__Source document__.
We told him to sod off and we got a local builder to do the base/dwarf walls, a local upvc company made and fitted it, all in... £8,500

happy days

My mum has just paid everest £19,000 for 6 windows and a door. This was only early this year.


----------



## Eric The Viking (10 Dec 2013)

It rather sounds like Everest's "value-add" is its salesforce!

And the difference with Mercedes is that they put huge effort into maintaining their brand as a premium product. It's obvious in the vehicles and all the sales and marketing activity, for example including F1 sponsorship.

In contrast, most people would have no idea at all that window frames and conservatories could have such an enormous price range. It's also very hard to see what justifies Everest's premium pricing (apart from the salesforce!). 

The analogy with premium kitchens doesn't hold true, either. You can easily justify the cost of a premium kitchen on the basis of workmanship and materials and bespoke design input.


----------



## mind_the_goat (10 Dec 2013)

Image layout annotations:

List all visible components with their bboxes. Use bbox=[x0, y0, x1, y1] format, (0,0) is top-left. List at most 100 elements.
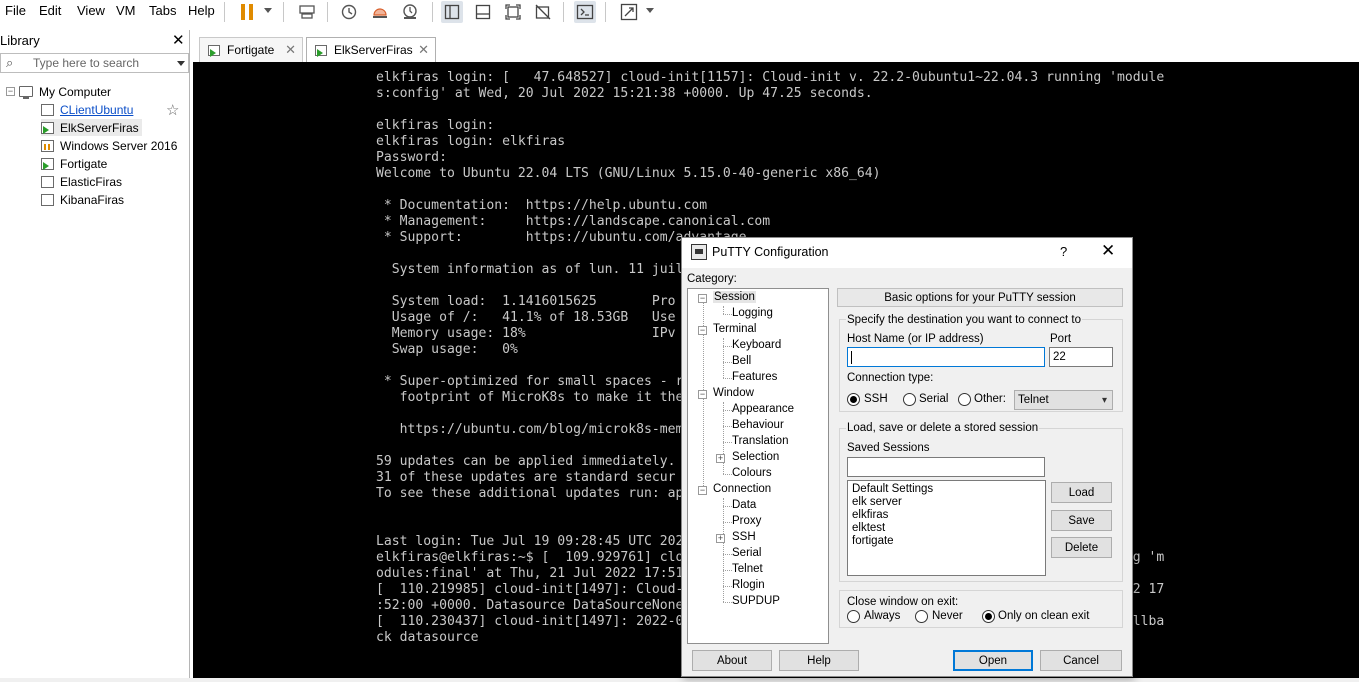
full-screen-icon[interactable] bbox=[502, 1, 524, 23]
port-input[interactable]: 22 bbox=[1049, 347, 1113, 367]
toolbar-separator bbox=[563, 2, 564, 22]
chevron-down-icon[interactable] bbox=[177, 61, 185, 66]
category-terminal[interactable]: Terminal bbox=[713, 323, 756, 335]
cancel-button[interactable]: Cancel bbox=[1040, 650, 1122, 671]
tree-vm-elkserverfiras[interactable]: ElkServerFiras bbox=[41, 119, 142, 136]
library-view-icon[interactable] bbox=[441, 1, 463, 23]
console-line: Welcome to Ubuntu 22.04 LTS (GNU/Linux 5… bbox=[376, 166, 881, 181]
host-input[interactable] bbox=[847, 347, 1045, 367]
category-bell[interactable]: Bell bbox=[732, 355, 751, 367]
radio-never[interactable] bbox=[915, 610, 928, 623]
close-icon[interactable]: ✕ bbox=[418, 42, 429, 58]
console-line: 31 of these updates are standard secur bbox=[376, 470, 676, 485]
close-icon[interactable]: ✕ bbox=[172, 31, 185, 49]
menu-tabs[interactable]: Tabs bbox=[149, 3, 176, 18]
menu-file[interactable]: File bbox=[5, 3, 26, 18]
tree-vm-fortigate[interactable]: Fortigate bbox=[41, 155, 107, 172]
tree-vm-clientubuntu[interactable]: CLientUbuntu bbox=[41, 101, 133, 118]
pause-dropdown-icon[interactable] bbox=[264, 8, 272, 13]
load-button[interactable]: Load bbox=[1051, 482, 1112, 503]
menu-edit[interactable]: Edit bbox=[39, 3, 61, 18]
menu-view[interactable]: View bbox=[77, 3, 105, 18]
open-button[interactable]: Open bbox=[953, 650, 1033, 671]
help-button[interactable]: Help bbox=[779, 650, 859, 671]
list-item[interactable]: elktest bbox=[852, 522, 885, 534]
category-appearance[interactable]: Appearance bbox=[732, 403, 794, 415]
category-telnet[interactable]: Telnet bbox=[732, 563, 763, 575]
search-icon: ⌕ bbox=[6, 55, 14, 70]
radio-always[interactable] bbox=[847, 610, 860, 623]
category-window[interactable]: Window bbox=[713, 387, 754, 399]
console-line: ck datasource bbox=[376, 630, 479, 645]
close-icon[interactable]: ✕ bbox=[1101, 241, 1115, 261]
snapshot-manager-icon[interactable] bbox=[399, 1, 421, 23]
sessions-list[interactable]: Default Settings elk server elkfiras elk… bbox=[847, 480, 1046, 576]
list-item[interactable]: Default Settings bbox=[852, 483, 933, 495]
category-colours[interactable]: Colours bbox=[732, 467, 772, 479]
tree-my-computer[interactable]: − My Computer bbox=[6, 83, 111, 100]
console-line: * Super-optimized for small spaces - r bbox=[376, 374, 684, 389]
console-line: 59 updates can be applied immediately. bbox=[376, 454, 676, 469]
collapse-icon[interactable]: − bbox=[698, 326, 707, 335]
library-search[interactable]: ⌕ bbox=[0, 53, 189, 73]
about-button[interactable]: About bbox=[692, 650, 772, 671]
snapshot-icon[interactable] bbox=[338, 1, 360, 23]
category-logging[interactable]: Logging bbox=[732, 307, 773, 319]
category-supdup[interactable]: SUPDUP bbox=[732, 595, 780, 607]
expand-icon[interactable]: + bbox=[716, 534, 725, 543]
collapse-icon[interactable]: − bbox=[698, 390, 707, 399]
list-item[interactable]: elkfiras bbox=[852, 509, 888, 521]
pause-icon[interactable] bbox=[236, 1, 258, 23]
radio-never-label: Never bbox=[932, 610, 963, 622]
list-item[interactable]: elk server bbox=[852, 496, 902, 508]
category-session[interactable]: Session bbox=[713, 291, 756, 303]
expand-icon[interactable]: + bbox=[716, 454, 725, 463]
vm-icon bbox=[41, 193, 54, 206]
list-item[interactable]: fortigate bbox=[852, 535, 894, 547]
delete-button[interactable]: Delete bbox=[1051, 537, 1112, 558]
console-line: elkfiras login: bbox=[376, 118, 495, 133]
category-behaviour[interactable]: Behaviour bbox=[732, 419, 784, 431]
collapse-icon[interactable]: − bbox=[6, 87, 15, 96]
category-ssh[interactable]: SSH bbox=[732, 531, 756, 543]
send-ctrl-alt-del-icon[interactable] bbox=[296, 1, 318, 23]
saved-sessions-input[interactable] bbox=[847, 457, 1045, 477]
category-translation[interactable]: Translation bbox=[732, 435, 788, 447]
other-protocol-select[interactable]: Telnet ▾ bbox=[1014, 390, 1113, 410]
menu-vm[interactable]: VM bbox=[116, 3, 136, 18]
thumbnail-view-icon[interactable] bbox=[472, 1, 494, 23]
stretch-dropdown-icon[interactable] bbox=[646, 8, 654, 13]
search-input[interactable] bbox=[33, 55, 173, 71]
category-selection[interactable]: Selection bbox=[732, 451, 779, 463]
save-button[interactable]: Save bbox=[1051, 510, 1112, 531]
revert-snapshot-icon[interactable] bbox=[369, 1, 391, 23]
tab-fortigate[interactable]: Fortigate ✕ bbox=[199, 37, 303, 62]
console-view-icon[interactable] bbox=[574, 1, 596, 23]
menu-help[interactable]: Help bbox=[188, 3, 215, 18]
category-keyboard[interactable]: Keyboard bbox=[732, 339, 781, 351]
tree-vm-elasticfiras[interactable]: ElasticFiras bbox=[41, 173, 122, 190]
tree-vm-kibanafiras[interactable]: KibanaFiras bbox=[41, 191, 124, 208]
category-data[interactable]: Data bbox=[732, 499, 756, 511]
star-icon[interactable]: ☆ bbox=[166, 101, 179, 119]
radio-serial[interactable] bbox=[903, 393, 916, 406]
chevron-down-icon: ▾ bbox=[1101, 395, 1107, 406]
tree-vm-windows-server[interactable]: Windows Server 2016 bbox=[41, 137, 177, 154]
radio-ssh[interactable] bbox=[847, 393, 860, 406]
category-rlogin[interactable]: Rlogin bbox=[732, 579, 765, 591]
category-features[interactable]: Features bbox=[732, 371, 777, 383]
collapse-icon[interactable]: − bbox=[698, 486, 707, 495]
unity-icon[interactable] bbox=[532, 1, 554, 23]
category-proxy[interactable]: Proxy bbox=[732, 515, 761, 527]
destination-label: Specify the destination you want to conn… bbox=[846, 314, 1082, 326]
help-icon[interactable]: ? bbox=[1060, 244, 1067, 259]
radio-other[interactable] bbox=[958, 393, 971, 406]
collapse-icon[interactable]: − bbox=[698, 294, 707, 303]
console-line: https://ubuntu.com/blog/microk8s-mem bbox=[376, 422, 684, 437]
category-connection[interactable]: Connection bbox=[713, 483, 771, 495]
category-serial[interactable]: Serial bbox=[732, 547, 761, 559]
close-icon[interactable]: ✕ bbox=[285, 42, 296, 58]
radio-clean-exit[interactable] bbox=[982, 610, 995, 623]
stretch-guest-icon[interactable] bbox=[618, 1, 640, 23]
tab-elkserverfiras[interactable]: ElkServerFiras ✕ bbox=[306, 37, 436, 62]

__Exercise task__. Retype the forum thread on Everest's window pricing in full, word for word.

__Task solution__.
We told him to sod off and we got a local builder to do the base/dwarf walls, a local upvc company made and fitted it, all in... £8,500

happy days

My mum has just paid everest £19,000 for 6 windows and a door. This was only early this year.


----------



## Eric The Viking (10 Dec 2013)

It rather sounds like Everest's "value-add" is its salesforce!

And the difference with Mercedes is that they put huge effort into maintaining their brand as a premium product. It's obvious in the vehicles and all the sales and marketing activity, for example including F1 sponsorship.

In contrast, most people would have no idea at all that window frames and conservatories could have such an enormous price range. It's also very hard to see what justifies Everest's premium pricing (apart from the salesforce!). 

The analogy with premium kitchens doesn't hold true, either. You can easily justify the cost of a premium kitchen on the basis of workmanship and materials and bespoke design input.


----------



## mind_the_goat (10 Dec 2013)